*WRITTEN PROBLEM*.
The records below are to be repeated in full, exactly as they are.

*RECORDS PROVIDED*.
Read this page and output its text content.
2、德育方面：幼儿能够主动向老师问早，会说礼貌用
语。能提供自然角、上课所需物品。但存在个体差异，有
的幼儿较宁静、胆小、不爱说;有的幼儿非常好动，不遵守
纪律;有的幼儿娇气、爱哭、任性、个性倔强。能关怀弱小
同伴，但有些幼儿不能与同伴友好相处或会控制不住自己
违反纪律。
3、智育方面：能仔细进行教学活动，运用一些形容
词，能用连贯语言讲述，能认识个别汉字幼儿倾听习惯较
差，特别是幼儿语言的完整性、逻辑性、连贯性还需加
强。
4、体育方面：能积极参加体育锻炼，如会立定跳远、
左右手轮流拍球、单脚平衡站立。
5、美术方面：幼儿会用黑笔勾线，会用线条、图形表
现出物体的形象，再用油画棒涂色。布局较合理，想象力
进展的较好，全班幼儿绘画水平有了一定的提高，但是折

*EXERCISE ANSWER*.
Read this page and output its text content.
2、德育方面：幼儿能够主动向老师问早，会说礼貌用
语。能提供自然角、上课所需物品。但存在个体差异，有
的幼儿较宁静、胆小、不爱说;有的幼儿非常好动，不遵守
纪律;有的幼儿娇气、爱哭、任性、个性倔强。能关怀弱小
同伴，但有些幼儿不能与同伴友好相处或会控制不住自己
违反纪律。
3、智育方面：能仔细进行教学活动，运用一些形容
词，能用连贯语言讲述，能认识个别汉字幼儿倾听习惯较
差，特别是幼儿语言的完整性、逻辑性、连贯性还需加
强。
4、体育方面：能积极参加体育锻炼，如会立定跳远、
左右手轮流拍球、单脚平衡站立。
5、美术方面：幼儿会用黑笔勾线，会用线条、图形表
现出物体的形象，再用油画棒涂色。布局较合理，想象力
进展的较好，全班幼儿绘画水平有了一定的提高，但是折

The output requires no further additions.